Source records
------------------------------
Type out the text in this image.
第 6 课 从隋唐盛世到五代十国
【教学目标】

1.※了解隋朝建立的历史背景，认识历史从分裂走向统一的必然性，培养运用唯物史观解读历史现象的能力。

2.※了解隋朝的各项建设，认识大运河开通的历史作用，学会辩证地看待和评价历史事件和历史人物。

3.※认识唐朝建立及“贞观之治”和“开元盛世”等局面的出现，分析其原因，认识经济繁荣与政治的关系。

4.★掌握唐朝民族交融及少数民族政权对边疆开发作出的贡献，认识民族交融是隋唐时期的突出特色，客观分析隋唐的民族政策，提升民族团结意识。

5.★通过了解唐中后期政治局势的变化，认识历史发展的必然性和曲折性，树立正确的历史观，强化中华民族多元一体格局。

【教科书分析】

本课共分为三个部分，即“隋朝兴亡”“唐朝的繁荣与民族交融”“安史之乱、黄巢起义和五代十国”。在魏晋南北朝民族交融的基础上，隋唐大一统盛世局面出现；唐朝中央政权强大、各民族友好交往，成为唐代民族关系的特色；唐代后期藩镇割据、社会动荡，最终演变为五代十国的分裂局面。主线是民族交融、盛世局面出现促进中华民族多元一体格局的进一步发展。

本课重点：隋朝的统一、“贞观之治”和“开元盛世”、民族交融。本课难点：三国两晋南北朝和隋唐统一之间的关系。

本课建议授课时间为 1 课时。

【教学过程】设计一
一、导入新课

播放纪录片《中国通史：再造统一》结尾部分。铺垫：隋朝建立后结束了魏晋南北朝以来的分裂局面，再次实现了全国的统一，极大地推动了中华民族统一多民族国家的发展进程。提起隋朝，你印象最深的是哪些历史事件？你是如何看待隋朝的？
------------------------------
**Prompt**. Output every record above exactly as it appears.

**Output below**.
Type out the text in this image.
第 6 课 从隋唐盛世到五代十国
【教学目标】

1.※了解隋朝建立的历史背景，认识历史从分裂走向统一的必然性，培养运用唯物史观解读历史现象的能力。

2.※了解隋朝的各项建设，认识大运河开通的历史作用，学会辩证地看待和评价历史事件和历史人物。

3.※认识唐朝建立及“贞观之治”和“开元盛世”等局面的出现，分析其原因，认识经济繁荣与政治的关系。

4.★掌握唐朝民族交融及少数民族政权对边疆开发作出的贡献，认识民族交融是隋唐时期的突出特色，客观分析隋唐的民族政策，提升民族团结意识。

5.★通过了解唐中后期政治局势的变化，认识历史发展的必然性和曲折性，树立正确的历史观，强化中华民族多元一体格局。

【教科书分析】

本课共分为三个部分，即“隋朝兴亡”“唐朝的繁荣与民族交融”“安史之乱、黄巢起义和五代十国”。在魏晋南北朝民族交融的基础上，隋唐大一统盛世局面出现；唐朝中央政权强大、各民族友好交往，成为唐代民族关系的特色；唐代后期藩镇割据、社会动荡，最终演变为五代十国的分裂局面。主线是民族交融、盛世局面出现促进中华民族多元一体格局的进一步发展。

本课重点：隋朝的统一、“贞观之治”和“开元盛世”、民族交融。本课难点：三国两晋南北朝和隋唐统一之间的关系。

本课建议授课时间为 1 课时。

【教学过程】设计一
一、导入新课

播放纪录片《中国通史：再造统一》结尾部分。铺垫：隋朝建立后结束了魏晋南北朝以来的分裂局面，再次实现了全国的统一，极大地推动了中华民族统一多民族国家的发展进程。提起隋朝，你印象最深的是哪些历史事件？你是如何看待隋朝的？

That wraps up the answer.